*Work to be completed*
Output all entries verbatim. Skip pictures.

*Extracted material*
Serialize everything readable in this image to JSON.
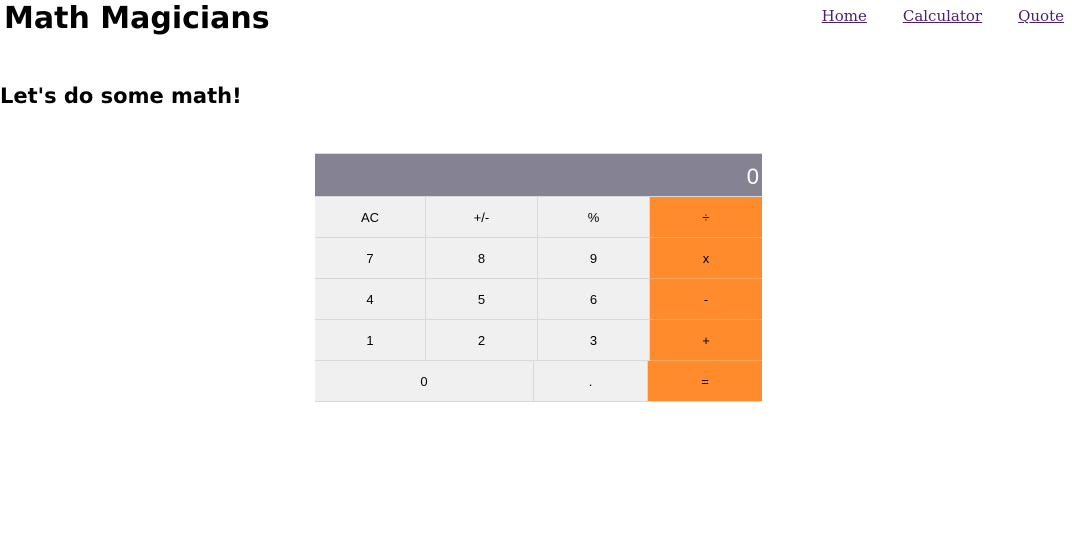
{
  "header": {
    "title": "Math Magicians",
    "nav": [
      {
        "label": "Home"
      },
      {
        "label": "Calculator"
      },
      {
        "label": "Quote"
      }
    ]
  },
  "main": {
    "heading": "Let's do some math!"
  },
  "calculator": {
    "display": "0",
    "rows": [
      [
        "AC",
        "+/-",
        "%",
        "÷"
      ],
      [
        "7",
        "8",
        "9",
        "x"
      ],
      [
        "4",
        "5",
        "6",
        "-"
      ],
      [
        "1",
        "2",
        "3",
        "+"
      ],
      [
        "0",
        ".",
        "="
      ]
    ]
  },
  "colors": {
    "display_bg": "#858393",
    "operator_bg": "#ff8b2c",
    "key_bg": "#f0f0f0",
    "nav_link": "#4b1f6e"
  }
}
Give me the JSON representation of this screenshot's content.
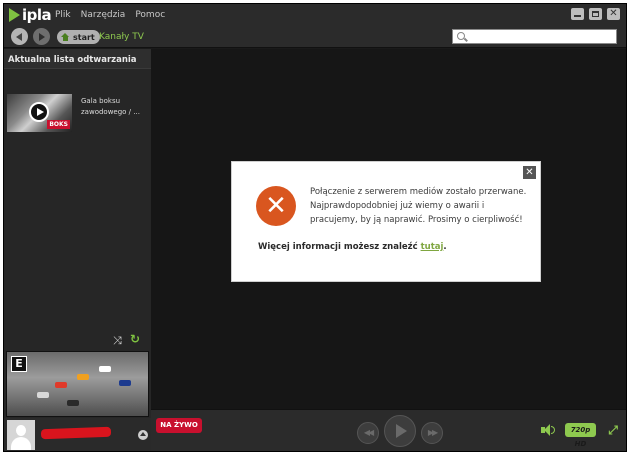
{
  "app": {
    "logo_text": "ipla",
    "menu": [
      "Plik",
      "Narzędzia",
      "Pomoc"
    ],
    "window_controls": [
      "minimize-icon",
      "maximize-icon",
      "close-icon"
    ],
    "close_glyph": "✕"
  },
  "nav": {
    "start_label": "start",
    "breadcrumb": "Kanały TV",
    "search_value": "",
    "search_placeholder": ""
  },
  "sidebar": {
    "title": "Aktualna lista odtwarzania",
    "items": [
      {
        "title": "Gala boksu zawodowego / ...",
        "thumb_tag": "BOKS"
      }
    ],
    "preview_badge": "E"
  },
  "dialog": {
    "close_glyph": "✕",
    "error_glyph": "✕",
    "message": "Połączenie z serwerem mediów zostało przerwane. Najprawdopodobniej już wiemy o awarii i pracujemy, by ją naprawić. Prosimy o cierpliwość!",
    "more_prefix": "Więcej informacji możesz znaleźć ",
    "more_link": "tutaj",
    "more_suffix": "."
  },
  "player": {
    "live_label": "NA ŻYWO",
    "quality_label": "720p HD"
  },
  "colors": {
    "accent_green": "#8ec94f",
    "live_red": "#c8102e",
    "error_orange": "#d9561f"
  }
}
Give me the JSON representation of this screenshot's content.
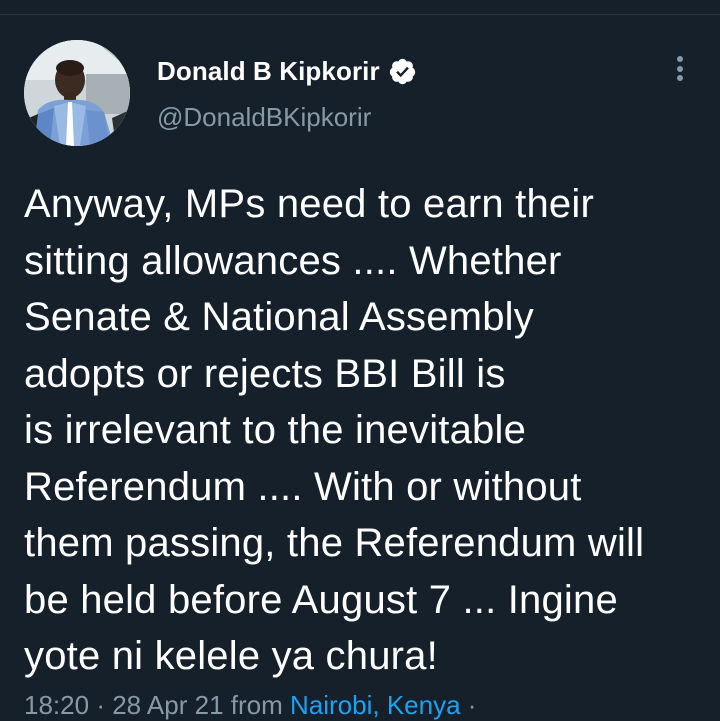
{
  "tweet": {
    "author": {
      "name": "Donald B Kipkorir",
      "handle": "@DonaldBKipkorir",
      "verified": true,
      "avatar_icon": "profile-photo"
    },
    "text_lines": [
      "Anyway, MPs need to earn their",
      "sitting allowances .... Whether",
      "Senate & National Assembly",
      "adopts or rejects BBI Bill is",
      "is irrelevant to the inevitable",
      "Referendum .... With or without",
      "them passing, the Referendum will",
      "be held before August 7 ... Ingine",
      "yote ni kelele ya chura!"
    ],
    "meta": {
      "time": "18:20",
      "separator": "·",
      "date": "28 Apr 21",
      "from_label": "from",
      "location": "Nairobi, Kenya"
    }
  },
  "colors": {
    "background": "#15202b",
    "text": "#ffffff",
    "secondary_text": "#8899a6",
    "link": "#1da1f2",
    "verified_badge": "#ffffff"
  },
  "icons": {
    "verified": "verified-badge-icon",
    "more": "more-vertical-icon"
  }
}
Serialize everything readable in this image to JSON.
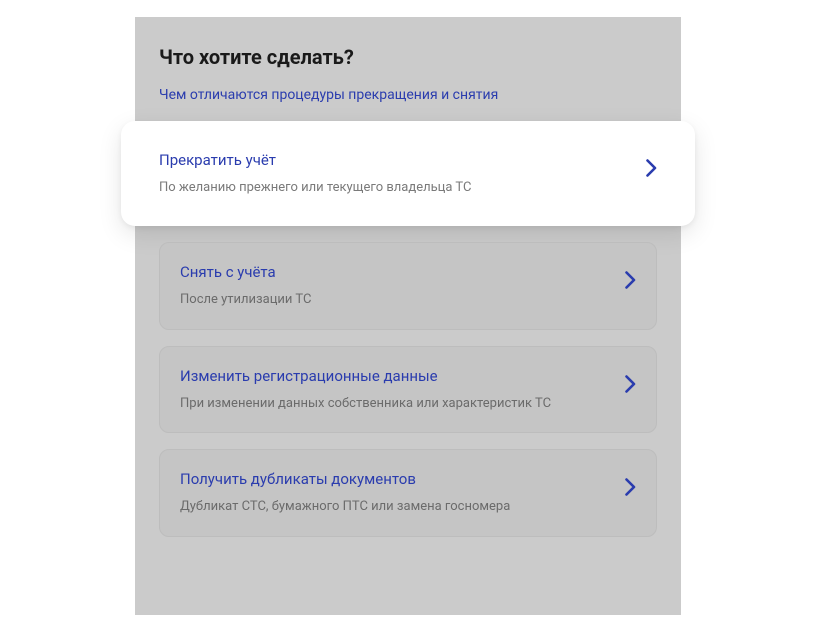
{
  "heading": "Что хотите сделать?",
  "info_link": "Чем отличаются процедуры прекращения и снятия",
  "options": [
    {
      "title": "Прекратить учёт",
      "desc": "По желанию прежнего или текущего владельца ТС"
    },
    {
      "title": "Снять с учёта",
      "desc": "После утилизации ТС"
    },
    {
      "title": "Изменить регистрационные данные",
      "desc": "При изменении данных собственника или характеристик ТС"
    },
    {
      "title": "Получить дубликаты документов",
      "desc": "Дубликат СТС, бумажного ПТС или замена госномера"
    }
  ],
  "colors": {
    "accent": "#2a3cae",
    "panel_bg": "#cbcbcb",
    "card_bg": "#c5c5c5"
  }
}
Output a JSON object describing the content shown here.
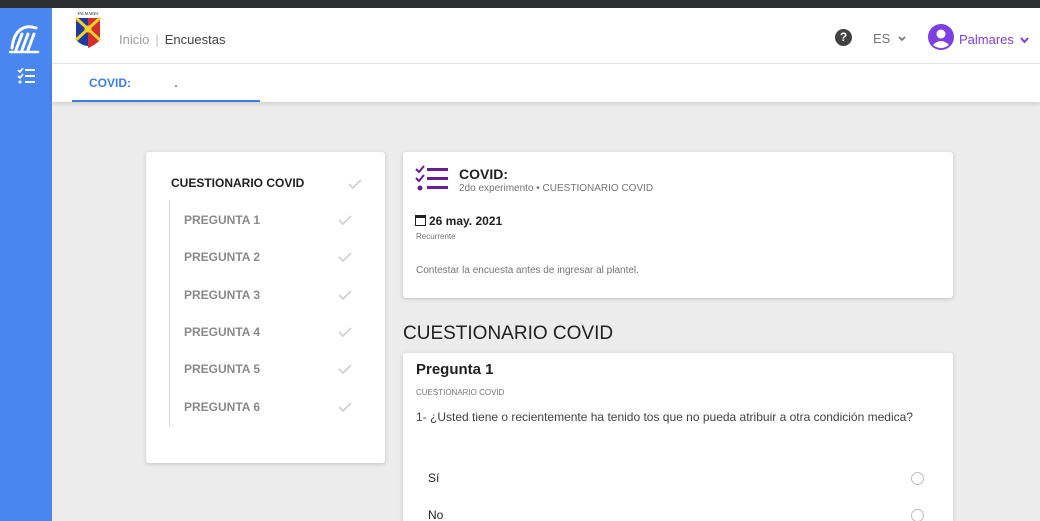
{
  "header": {
    "crest_text": "PALMARES",
    "breadcrumb": {
      "home": "Inicio",
      "separator": "|",
      "current": "Encuestas"
    },
    "help_label": "?",
    "language": "ES",
    "user": "Palmares"
  },
  "tabs": [
    {
      "label": "COVID:",
      "active": true
    }
  ],
  "stepper": {
    "main": "CUESTIONARIO COVID",
    "items": [
      "PREGUNTA 1",
      "PREGUNTA 2",
      "PREGUNTA 3",
      "PREGUNTA 4",
      "PREGUNTA 5",
      "PREGUNTA 6"
    ]
  },
  "survey": {
    "title": "COVID:",
    "subtitle": "2do experimento • CUESTIONARIO COVID",
    "date": "26 may. 2021",
    "frequency": "Recurrente",
    "description": "Contestar la encuesta antes de ingresar al plantel."
  },
  "section_title": "CUESTIONARIO COVID",
  "question": {
    "title": "Pregunta 1",
    "section": "CUESTIONARIO COVID",
    "text": "1- ¿Usted tiene o recientemente ha tenido tos que no pueda atribuir a otra condición medica?",
    "options": [
      "Sí",
      "No"
    ]
  },
  "colors": {
    "sidebar": "#4a86f0",
    "accent": "#3d7de4",
    "user": "#7b3fe4",
    "topstrip": "#2d2f33"
  },
  "icons": [
    "app-logo-icon",
    "menu-list-icon",
    "help-icon",
    "chevron-down-icon",
    "avatar-icon",
    "check-icon",
    "list-check-icon",
    "calendar-icon",
    "radio-icon"
  ]
}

*Exercise output*
Serialize everything readable in this image to JSON.
{
  "header": {
    "title": "Math Magicians",
    "nav": [
      {
        "label": "Home"
      },
      {
        "label": "Calculator"
      },
      {
        "label": "Quote"
      }
    ]
  },
  "main": {
    "heading": "Let's do some math!"
  },
  "calculator": {
    "display": "0",
    "rows": [
      [
        "AC",
        "+/-",
        "%",
        "÷"
      ],
      [
        "7",
        "8",
        "9",
        "x"
      ],
      [
        "4",
        "5",
        "6",
        "-"
      ],
      [
        "1",
        "2",
        "3",
        "+"
      ],
      [
        "0",
        ".",
        "="
      ]
    ]
  },
  "colors": {
    "display_bg": "#858393",
    "operator_bg": "#ff8b2c",
    "key_bg": "#f0f0f0",
    "nav_link": "#4b1f6e"
  }
}
Give me the JSON representation of this screenshot's content.
{
  "app": {
    "logo_text": "ipla",
    "menu": [
      "Plik",
      "Narzędzia",
      "Pomoc"
    ],
    "window_controls": [
      "minimize-icon",
      "maximize-icon",
      "close-icon"
    ],
    "close_glyph": "✕"
  },
  "nav": {
    "start_label": "start",
    "breadcrumb": "Kanały TV",
    "search_value": "",
    "search_placeholder": ""
  },
  "sidebar": {
    "title": "Aktualna lista odtwarzania",
    "items": [
      {
        "title": "Gala boksu zawodowego / ...",
        "thumb_tag": "BOKS"
      }
    ],
    "preview_badge": "E"
  },
  "dialog": {
    "close_glyph": "✕",
    "error_glyph": "✕",
    "message": "Połączenie z serwerem mediów zostało przerwane. Najprawdopodobniej już wiemy o awarii i pracujemy, by ją naprawić. Prosimy o cierpliwość!",
    "more_prefix": "Więcej informacji możesz znaleźć ",
    "more_link": "tutaj",
    "more_suffix": "."
  },
  "player": {
    "live_label": "NA ŻYWO",
    "quality_label": "720p HD"
  },
  "colors": {
    "accent_green": "#8ec94f",
    "live_red": "#c8102e",
    "error_orange": "#d9561f"
  }
}
Give me the JSON representation of this screenshot's content.
{
  "tweet": {
    "author": {
      "name": "Donald B Kipkorir",
      "handle": "@DonaldBKipkorir",
      "verified": true,
      "avatar_icon": "profile-photo"
    },
    "text_lines": [
      "Anyway, MPs need to earn their",
      "sitting allowances .... Whether",
      "Senate & National Assembly",
      "adopts or rejects BBI Bill is",
      "is irrelevant to the inevitable",
      "Referendum .... With or without",
      "them passing, the Referendum will",
      "be held before August 7 ... Ingine",
      "yote ni kelele ya chura!"
    ],
    "meta": {
      "time": "18:20",
      "separator": "·",
      "date": "28 Apr 21",
      "from_label": "from",
      "location": "Nairobi, Kenya"
    }
  },
  "colors": {
    "background": "#15202b",
    "text": "#ffffff",
    "secondary_text": "#8899a6",
    "link": "#1da1f2",
    "verified_badge": "#ffffff"
  },
  "icons": {
    "verified": "verified-badge-icon",
    "more": "more-vertical-icon"
  }
}
Serialize everything readable in this image to JSON.
{
  "heading": "Что хотите сделать?",
  "info_link": "Чем отличаются процедуры прекращения и снятия",
  "options": [
    {
      "title": "Прекратить учёт",
      "desc": "По желанию прежнего или текущего владельца ТС"
    },
    {
      "title": "Снять с учёта",
      "desc": "После утилизации ТС"
    },
    {
      "title": "Изменить регистрационные данные",
      "desc": "При изменении данных собственника или характеристик ТС"
    },
    {
      "title": "Получить дубликаты документов",
      "desc": "Дубликат СТС, бумажного ПТС или замена госномера"
    }
  ],
  "colors": {
    "accent": "#2a3cae",
    "panel_bg": "#cbcbcb",
    "card_bg": "#c5c5c5"
  }
}
Output a JSON object describing the content shown here.
{
  "header": {
    "crest_text": "PALMARES",
    "breadcrumb": {
      "home": "Inicio",
      "separator": "|",
      "current": "Encuestas"
    },
    "help_label": "?",
    "language": "ES",
    "user": "Palmares"
  },
  "tabs": [
    {
      "label": "COVID:",
      "active": true
    }
  ],
  "stepper": {
    "main": "CUESTIONARIO COVID",
    "items": [
      "PREGUNTA 1",
      "PREGUNTA 2",
      "PREGUNTA 3",
      "PREGUNTA 4",
      "PREGUNTA 5",
      "PREGUNTA 6"
    ]
  },
  "survey": {
    "title": "COVID:",
    "subtitle": "2do experimento • CUESTIONARIO COVID",
    "date": "26 may. 2021",
    "frequency": "Recurrente",
    "description": "Contestar la encuesta antes de ingresar al plantel."
  },
  "section_title": "CUESTIONARIO COVID",
  "question": {
    "title": "Pregunta 1",
    "section": "CUESTIONARIO COVID",
    "text": "1- ¿Usted tiene o recientemente ha tenido tos que no pueda atribuir a otra condición medica?",
    "options": [
      "Sí",
      "No"
    ]
  },
  "colors": {
    "sidebar": "#4a86f0",
    "accent": "#3d7de4",
    "user": "#7b3fe4",
    "topstrip": "#2d2f33"
  },
  "icons": [
    "app-logo-icon",
    "menu-list-icon",
    "help-icon",
    "chevron-down-icon",
    "avatar-icon",
    "check-icon",
    "list-check-icon",
    "calendar-icon",
    "radio-icon"
  ]
}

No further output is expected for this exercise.